### Problem statement
Show every line of the material below that contains the word "Apply", copying each line in full. Case counts.

==== Excerpted data

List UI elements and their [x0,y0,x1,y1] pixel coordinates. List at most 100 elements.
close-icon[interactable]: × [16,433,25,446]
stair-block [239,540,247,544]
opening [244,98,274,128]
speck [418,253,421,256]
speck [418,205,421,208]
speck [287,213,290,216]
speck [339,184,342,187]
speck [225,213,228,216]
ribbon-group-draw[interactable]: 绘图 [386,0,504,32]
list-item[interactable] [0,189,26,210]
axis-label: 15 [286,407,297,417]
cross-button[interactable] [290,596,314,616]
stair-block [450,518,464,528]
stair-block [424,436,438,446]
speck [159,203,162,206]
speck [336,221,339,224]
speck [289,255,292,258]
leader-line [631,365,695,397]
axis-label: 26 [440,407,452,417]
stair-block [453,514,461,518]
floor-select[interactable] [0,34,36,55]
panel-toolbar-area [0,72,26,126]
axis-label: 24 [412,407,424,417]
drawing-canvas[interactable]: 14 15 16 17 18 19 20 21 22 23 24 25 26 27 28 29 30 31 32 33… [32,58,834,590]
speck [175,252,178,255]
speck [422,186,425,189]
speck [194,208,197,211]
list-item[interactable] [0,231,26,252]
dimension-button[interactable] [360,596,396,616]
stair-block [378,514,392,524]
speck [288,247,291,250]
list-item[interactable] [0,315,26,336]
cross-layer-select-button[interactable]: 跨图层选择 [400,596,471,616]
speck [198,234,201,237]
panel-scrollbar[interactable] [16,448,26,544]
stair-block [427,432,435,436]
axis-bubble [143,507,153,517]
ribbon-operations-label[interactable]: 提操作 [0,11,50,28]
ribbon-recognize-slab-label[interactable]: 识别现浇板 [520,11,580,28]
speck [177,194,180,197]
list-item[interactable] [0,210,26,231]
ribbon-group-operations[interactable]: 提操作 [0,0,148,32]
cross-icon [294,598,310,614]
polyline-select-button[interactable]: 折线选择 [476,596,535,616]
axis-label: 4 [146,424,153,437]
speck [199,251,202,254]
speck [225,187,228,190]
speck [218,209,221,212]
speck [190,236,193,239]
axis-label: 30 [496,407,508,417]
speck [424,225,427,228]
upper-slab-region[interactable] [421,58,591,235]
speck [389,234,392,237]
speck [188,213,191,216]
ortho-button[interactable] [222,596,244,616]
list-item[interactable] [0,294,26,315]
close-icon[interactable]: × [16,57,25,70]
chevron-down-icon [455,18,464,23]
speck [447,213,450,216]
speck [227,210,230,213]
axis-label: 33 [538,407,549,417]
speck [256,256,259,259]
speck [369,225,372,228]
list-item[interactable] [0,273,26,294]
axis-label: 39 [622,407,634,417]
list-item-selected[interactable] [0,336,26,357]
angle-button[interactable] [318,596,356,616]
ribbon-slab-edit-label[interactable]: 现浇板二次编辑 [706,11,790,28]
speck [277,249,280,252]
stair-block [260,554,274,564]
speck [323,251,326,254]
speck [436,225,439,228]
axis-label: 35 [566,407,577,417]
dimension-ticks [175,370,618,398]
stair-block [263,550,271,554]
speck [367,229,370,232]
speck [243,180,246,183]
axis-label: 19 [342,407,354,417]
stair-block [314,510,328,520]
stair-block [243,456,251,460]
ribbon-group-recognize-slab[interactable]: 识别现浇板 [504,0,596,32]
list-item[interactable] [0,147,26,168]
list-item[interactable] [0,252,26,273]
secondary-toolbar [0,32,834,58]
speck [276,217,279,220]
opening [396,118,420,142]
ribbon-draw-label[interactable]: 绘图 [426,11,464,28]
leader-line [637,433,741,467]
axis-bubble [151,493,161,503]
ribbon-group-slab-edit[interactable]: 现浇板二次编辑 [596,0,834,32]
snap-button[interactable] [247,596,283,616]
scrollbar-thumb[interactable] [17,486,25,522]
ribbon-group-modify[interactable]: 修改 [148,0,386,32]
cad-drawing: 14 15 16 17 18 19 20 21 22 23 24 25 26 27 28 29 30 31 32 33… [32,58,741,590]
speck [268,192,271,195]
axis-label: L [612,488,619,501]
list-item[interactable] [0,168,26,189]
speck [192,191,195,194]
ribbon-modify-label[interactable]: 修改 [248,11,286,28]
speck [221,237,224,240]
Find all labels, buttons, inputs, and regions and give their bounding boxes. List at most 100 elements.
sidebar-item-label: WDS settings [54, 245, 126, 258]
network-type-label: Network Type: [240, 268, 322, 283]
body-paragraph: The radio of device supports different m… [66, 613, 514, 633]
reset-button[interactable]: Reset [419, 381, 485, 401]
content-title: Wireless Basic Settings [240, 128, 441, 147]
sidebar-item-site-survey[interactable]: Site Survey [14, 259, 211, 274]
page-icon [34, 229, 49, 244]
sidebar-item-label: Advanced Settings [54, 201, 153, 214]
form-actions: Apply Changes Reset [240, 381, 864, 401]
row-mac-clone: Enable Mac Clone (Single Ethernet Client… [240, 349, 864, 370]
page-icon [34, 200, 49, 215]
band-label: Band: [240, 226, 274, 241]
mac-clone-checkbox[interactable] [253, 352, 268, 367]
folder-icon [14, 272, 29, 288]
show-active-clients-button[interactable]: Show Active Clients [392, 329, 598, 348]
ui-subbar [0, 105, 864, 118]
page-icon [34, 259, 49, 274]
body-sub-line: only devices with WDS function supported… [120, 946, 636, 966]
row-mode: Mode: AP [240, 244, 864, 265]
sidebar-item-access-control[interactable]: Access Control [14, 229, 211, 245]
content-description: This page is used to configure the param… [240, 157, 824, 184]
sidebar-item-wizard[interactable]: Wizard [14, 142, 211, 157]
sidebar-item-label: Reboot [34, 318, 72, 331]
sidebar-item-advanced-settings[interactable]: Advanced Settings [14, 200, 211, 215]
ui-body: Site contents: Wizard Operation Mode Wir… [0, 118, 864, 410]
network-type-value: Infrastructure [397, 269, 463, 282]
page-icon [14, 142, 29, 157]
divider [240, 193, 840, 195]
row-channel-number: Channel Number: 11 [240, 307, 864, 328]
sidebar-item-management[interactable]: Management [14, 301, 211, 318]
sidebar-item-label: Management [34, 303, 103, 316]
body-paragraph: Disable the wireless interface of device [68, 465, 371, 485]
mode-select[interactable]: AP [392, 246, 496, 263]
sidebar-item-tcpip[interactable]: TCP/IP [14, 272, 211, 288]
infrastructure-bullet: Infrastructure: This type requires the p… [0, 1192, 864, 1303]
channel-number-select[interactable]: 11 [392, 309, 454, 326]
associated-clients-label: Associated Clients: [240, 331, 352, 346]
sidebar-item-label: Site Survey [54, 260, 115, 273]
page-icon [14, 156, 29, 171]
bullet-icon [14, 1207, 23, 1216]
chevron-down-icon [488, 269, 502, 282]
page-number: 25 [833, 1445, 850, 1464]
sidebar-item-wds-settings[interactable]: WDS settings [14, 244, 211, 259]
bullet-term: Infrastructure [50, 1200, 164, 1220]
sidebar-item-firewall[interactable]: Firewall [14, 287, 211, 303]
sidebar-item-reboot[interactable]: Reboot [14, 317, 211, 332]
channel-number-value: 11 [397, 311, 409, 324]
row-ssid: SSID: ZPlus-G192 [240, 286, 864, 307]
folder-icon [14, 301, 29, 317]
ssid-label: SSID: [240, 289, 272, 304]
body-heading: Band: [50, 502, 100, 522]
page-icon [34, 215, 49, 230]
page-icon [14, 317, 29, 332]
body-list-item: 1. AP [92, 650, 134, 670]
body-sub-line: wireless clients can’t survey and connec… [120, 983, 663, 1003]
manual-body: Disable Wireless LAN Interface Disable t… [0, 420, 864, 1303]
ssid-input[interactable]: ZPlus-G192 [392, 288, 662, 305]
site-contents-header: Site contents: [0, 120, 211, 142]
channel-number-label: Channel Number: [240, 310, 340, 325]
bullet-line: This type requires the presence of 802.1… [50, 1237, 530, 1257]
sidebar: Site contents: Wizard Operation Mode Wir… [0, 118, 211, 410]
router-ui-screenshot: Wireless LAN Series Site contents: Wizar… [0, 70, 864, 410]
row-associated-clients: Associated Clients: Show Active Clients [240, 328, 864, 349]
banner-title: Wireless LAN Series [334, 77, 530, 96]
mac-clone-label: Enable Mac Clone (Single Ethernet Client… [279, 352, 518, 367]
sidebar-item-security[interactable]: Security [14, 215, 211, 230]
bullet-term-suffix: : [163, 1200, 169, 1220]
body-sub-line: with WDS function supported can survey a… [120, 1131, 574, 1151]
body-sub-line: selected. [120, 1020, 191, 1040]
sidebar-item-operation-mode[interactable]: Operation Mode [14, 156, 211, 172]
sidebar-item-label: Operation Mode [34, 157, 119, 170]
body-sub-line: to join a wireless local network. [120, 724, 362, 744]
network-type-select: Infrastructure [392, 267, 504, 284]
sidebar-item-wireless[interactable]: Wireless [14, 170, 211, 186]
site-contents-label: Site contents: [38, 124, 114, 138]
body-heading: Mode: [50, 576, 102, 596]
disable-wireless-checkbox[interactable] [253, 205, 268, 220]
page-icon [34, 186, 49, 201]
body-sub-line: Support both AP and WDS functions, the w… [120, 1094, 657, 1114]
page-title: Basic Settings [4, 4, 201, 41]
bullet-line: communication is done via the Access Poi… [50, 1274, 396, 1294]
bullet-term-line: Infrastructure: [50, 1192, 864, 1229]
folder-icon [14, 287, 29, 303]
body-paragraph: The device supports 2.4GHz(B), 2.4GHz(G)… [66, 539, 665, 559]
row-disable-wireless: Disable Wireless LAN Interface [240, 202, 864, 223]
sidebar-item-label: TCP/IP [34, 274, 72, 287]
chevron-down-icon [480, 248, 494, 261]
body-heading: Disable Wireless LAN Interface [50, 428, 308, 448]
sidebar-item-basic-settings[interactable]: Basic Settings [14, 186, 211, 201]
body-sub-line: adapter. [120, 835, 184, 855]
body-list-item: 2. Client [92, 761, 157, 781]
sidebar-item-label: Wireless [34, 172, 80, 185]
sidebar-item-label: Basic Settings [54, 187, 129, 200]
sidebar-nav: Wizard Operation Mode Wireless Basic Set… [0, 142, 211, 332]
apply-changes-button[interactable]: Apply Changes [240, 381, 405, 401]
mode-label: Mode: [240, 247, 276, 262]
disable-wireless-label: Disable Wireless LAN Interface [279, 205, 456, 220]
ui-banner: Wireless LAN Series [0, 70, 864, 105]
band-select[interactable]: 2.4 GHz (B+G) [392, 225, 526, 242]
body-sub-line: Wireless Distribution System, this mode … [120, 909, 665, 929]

========

### Written reply
form-actions: Apply Changes Reset [240, 381, 864, 401]
apply-changes-button[interactable]: Apply Changes [240, 381, 405, 401]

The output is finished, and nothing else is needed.